■ EXERCISE INPUT ■
Begin
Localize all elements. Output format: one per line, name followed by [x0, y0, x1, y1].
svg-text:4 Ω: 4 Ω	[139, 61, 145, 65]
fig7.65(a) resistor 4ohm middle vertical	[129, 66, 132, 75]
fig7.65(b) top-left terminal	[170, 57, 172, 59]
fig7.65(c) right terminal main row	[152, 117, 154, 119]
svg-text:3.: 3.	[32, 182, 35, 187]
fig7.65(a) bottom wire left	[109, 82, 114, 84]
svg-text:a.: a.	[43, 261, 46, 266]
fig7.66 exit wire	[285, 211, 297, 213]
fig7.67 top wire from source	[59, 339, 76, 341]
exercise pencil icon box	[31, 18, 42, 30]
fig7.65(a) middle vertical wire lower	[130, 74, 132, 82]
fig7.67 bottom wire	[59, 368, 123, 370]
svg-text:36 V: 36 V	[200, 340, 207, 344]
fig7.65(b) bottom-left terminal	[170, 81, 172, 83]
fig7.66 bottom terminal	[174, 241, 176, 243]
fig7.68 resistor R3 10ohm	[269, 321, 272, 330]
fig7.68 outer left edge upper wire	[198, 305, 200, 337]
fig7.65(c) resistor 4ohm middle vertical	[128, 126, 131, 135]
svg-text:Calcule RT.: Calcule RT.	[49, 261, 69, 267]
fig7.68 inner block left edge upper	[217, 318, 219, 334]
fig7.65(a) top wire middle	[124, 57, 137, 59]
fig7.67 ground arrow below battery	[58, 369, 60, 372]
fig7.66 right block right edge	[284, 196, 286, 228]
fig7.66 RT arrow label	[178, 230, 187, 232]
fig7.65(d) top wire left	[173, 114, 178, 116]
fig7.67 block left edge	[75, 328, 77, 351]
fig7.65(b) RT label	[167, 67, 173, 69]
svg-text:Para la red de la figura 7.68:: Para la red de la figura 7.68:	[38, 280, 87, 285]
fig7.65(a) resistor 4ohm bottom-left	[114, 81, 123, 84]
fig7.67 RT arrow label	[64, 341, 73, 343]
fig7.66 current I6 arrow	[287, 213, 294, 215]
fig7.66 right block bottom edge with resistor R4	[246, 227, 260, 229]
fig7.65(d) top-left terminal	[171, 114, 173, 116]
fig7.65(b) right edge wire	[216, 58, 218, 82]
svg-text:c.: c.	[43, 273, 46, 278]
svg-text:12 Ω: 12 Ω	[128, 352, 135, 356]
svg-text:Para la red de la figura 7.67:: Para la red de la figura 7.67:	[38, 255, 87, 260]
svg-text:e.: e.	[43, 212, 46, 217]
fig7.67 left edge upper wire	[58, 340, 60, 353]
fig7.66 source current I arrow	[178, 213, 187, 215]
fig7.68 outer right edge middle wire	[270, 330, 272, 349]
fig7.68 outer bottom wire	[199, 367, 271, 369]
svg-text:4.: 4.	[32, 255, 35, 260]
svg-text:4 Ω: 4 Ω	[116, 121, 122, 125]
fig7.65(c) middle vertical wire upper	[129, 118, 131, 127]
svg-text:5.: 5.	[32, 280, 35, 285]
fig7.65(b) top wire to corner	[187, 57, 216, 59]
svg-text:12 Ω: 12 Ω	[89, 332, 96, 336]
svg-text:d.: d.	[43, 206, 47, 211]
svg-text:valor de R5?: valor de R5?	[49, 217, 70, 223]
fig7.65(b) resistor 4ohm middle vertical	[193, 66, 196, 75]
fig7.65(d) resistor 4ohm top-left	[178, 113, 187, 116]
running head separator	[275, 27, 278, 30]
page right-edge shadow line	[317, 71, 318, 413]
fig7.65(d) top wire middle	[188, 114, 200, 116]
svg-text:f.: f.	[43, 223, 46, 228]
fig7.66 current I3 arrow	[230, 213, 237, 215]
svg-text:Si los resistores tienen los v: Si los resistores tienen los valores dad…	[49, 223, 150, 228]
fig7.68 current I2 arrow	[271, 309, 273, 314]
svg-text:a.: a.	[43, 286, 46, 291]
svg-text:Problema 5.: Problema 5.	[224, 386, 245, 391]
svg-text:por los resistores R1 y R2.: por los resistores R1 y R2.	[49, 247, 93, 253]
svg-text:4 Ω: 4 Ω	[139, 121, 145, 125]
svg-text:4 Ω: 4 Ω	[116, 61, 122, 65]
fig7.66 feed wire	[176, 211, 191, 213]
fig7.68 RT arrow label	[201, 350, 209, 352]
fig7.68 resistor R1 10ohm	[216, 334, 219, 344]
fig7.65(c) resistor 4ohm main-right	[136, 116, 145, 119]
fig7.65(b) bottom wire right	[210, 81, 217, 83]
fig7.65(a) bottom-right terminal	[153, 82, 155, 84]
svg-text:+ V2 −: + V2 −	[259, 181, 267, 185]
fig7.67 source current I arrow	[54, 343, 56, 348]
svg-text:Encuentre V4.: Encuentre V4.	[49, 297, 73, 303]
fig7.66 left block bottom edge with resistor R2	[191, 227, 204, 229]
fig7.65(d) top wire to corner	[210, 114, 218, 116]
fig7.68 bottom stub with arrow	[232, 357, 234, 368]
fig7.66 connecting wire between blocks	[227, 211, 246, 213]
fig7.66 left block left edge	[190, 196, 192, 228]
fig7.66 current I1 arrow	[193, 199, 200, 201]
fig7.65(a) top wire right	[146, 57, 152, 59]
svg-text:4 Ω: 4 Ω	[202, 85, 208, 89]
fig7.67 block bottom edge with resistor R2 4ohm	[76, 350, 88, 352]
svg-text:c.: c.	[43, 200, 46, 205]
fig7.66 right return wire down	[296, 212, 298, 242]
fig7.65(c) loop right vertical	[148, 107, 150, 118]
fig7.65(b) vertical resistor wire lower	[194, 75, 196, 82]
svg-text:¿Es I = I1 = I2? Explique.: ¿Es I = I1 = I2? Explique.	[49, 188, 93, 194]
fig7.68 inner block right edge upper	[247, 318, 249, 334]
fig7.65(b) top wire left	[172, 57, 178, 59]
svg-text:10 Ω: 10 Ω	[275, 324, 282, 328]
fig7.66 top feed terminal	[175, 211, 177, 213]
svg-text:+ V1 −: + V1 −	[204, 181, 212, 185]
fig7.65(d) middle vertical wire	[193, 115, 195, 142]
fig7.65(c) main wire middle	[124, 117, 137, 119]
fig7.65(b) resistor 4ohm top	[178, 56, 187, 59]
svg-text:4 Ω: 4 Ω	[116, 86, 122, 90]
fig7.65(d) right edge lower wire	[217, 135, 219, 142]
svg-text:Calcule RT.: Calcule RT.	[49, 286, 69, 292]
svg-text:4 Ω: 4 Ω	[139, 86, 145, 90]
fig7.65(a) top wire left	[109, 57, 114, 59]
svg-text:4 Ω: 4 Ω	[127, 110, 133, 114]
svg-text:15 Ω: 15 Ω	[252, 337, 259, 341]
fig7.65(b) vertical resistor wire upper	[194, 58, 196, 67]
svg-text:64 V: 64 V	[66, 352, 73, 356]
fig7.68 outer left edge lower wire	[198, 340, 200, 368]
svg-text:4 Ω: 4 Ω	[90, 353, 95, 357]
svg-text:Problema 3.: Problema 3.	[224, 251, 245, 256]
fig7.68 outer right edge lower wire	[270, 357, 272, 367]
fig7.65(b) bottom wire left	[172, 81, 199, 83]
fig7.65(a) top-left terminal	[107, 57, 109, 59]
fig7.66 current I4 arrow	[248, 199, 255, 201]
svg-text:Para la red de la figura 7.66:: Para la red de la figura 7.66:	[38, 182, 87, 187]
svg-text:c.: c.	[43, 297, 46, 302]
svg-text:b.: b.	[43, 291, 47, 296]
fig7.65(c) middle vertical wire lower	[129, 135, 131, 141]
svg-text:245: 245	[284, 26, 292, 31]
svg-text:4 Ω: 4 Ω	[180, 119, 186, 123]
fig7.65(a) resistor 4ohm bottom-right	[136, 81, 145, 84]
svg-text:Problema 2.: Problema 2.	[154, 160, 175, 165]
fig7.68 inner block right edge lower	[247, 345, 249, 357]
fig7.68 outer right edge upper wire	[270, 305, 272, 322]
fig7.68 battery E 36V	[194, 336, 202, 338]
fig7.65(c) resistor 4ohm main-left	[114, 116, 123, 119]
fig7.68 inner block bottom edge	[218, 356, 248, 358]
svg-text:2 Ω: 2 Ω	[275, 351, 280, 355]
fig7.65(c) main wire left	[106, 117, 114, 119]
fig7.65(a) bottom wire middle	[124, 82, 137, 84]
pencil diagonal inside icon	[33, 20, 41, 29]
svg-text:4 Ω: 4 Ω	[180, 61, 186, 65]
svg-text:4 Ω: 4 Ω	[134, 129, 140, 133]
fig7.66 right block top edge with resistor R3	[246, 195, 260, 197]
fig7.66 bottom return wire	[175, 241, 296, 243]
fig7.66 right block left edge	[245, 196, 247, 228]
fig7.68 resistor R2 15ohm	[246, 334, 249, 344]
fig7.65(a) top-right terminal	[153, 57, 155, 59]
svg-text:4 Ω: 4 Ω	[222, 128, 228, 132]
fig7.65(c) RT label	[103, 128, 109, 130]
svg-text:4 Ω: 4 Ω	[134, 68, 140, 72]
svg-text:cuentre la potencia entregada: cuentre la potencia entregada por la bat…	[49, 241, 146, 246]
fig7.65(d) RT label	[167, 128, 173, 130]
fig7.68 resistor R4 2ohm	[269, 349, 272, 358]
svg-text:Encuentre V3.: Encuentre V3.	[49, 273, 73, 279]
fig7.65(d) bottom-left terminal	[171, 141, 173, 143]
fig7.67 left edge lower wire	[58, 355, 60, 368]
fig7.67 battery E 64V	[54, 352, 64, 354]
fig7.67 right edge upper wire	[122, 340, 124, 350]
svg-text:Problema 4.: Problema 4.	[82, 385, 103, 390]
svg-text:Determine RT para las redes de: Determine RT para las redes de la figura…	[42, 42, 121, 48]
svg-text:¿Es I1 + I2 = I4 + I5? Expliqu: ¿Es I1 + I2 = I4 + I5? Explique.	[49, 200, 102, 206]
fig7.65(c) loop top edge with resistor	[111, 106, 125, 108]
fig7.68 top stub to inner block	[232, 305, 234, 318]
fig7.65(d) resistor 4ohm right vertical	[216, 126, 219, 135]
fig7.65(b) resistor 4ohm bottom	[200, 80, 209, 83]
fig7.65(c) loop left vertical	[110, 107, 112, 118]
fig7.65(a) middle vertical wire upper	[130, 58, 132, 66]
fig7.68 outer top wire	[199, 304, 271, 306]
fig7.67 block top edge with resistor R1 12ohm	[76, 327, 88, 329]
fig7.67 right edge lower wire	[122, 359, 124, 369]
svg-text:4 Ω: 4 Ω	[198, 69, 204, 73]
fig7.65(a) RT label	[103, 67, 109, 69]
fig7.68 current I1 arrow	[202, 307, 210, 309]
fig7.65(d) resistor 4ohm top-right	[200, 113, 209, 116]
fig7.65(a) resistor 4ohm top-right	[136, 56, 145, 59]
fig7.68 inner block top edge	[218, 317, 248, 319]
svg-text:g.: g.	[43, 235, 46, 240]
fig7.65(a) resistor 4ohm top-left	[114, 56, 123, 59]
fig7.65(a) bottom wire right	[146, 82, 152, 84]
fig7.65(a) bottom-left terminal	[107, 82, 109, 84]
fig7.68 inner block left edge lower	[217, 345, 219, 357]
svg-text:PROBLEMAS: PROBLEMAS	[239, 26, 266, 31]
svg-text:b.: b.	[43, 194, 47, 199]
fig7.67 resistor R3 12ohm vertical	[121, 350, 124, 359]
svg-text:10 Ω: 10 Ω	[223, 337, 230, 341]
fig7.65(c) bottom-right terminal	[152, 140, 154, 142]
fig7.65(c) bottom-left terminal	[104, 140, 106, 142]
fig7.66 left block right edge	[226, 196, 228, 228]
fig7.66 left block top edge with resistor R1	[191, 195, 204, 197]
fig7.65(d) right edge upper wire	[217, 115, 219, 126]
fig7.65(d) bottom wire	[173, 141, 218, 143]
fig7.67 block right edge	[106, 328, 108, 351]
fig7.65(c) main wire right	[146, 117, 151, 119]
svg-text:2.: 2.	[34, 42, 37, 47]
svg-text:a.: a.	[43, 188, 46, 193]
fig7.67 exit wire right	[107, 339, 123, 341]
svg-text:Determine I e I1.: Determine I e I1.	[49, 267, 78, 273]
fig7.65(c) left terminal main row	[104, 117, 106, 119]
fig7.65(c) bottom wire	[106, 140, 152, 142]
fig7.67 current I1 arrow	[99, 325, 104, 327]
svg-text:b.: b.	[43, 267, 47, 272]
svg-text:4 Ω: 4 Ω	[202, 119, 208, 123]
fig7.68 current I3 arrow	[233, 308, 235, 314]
End
■ YOUR TASK ■
Retype the listing from its start through the line that contains "57, 137, 59]", inclusive.

■ RESPONSE TO THIS EXERCISE ■
Localize all elements. Output format: one per line, name followed by [x0, y0, x1, y1].
svg-text:4 Ω: 4 Ω	[139, 61, 145, 65]
fig7.65(a) resistor 4ohm middle vertical	[129, 66, 132, 75]
fig7.65(b) top-left terminal	[170, 57, 172, 59]
fig7.65(c) right terminal main row	[152, 117, 154, 119]
svg-text:3.: 3.	[32, 182, 35, 187]
fig7.65(a) bottom wire left	[109, 82, 114, 84]
svg-text:a.: a.	[43, 261, 46, 266]
fig7.66 exit wire	[285, 211, 297, 213]
fig7.67 top wire from source	[59, 339, 76, 341]
exercise pencil icon box	[31, 18, 42, 30]
fig7.65(a) middle vertical wire lower	[130, 74, 132, 82]
fig7.67 bottom wire	[59, 368, 123, 370]
svg-text:36 V: 36 V	[200, 340, 207, 344]
fig7.65(b) bottom-left terminal	[170, 81, 172, 83]
fig7.66 bottom terminal	[174, 241, 176, 243]
fig7.68 resistor R3 10ohm	[269, 321, 272, 330]
fig7.68 outer left edge upper wire	[198, 305, 200, 337]
fig7.65(c) resistor 4ohm middle vertical	[128, 126, 131, 135]
svg-text:Calcule RT.: Calcule RT.	[49, 261, 69, 267]
fig7.68 inner block left edge upper	[217, 318, 219, 334]
fig7.65(a) top wire middle	[124, 57, 137, 59]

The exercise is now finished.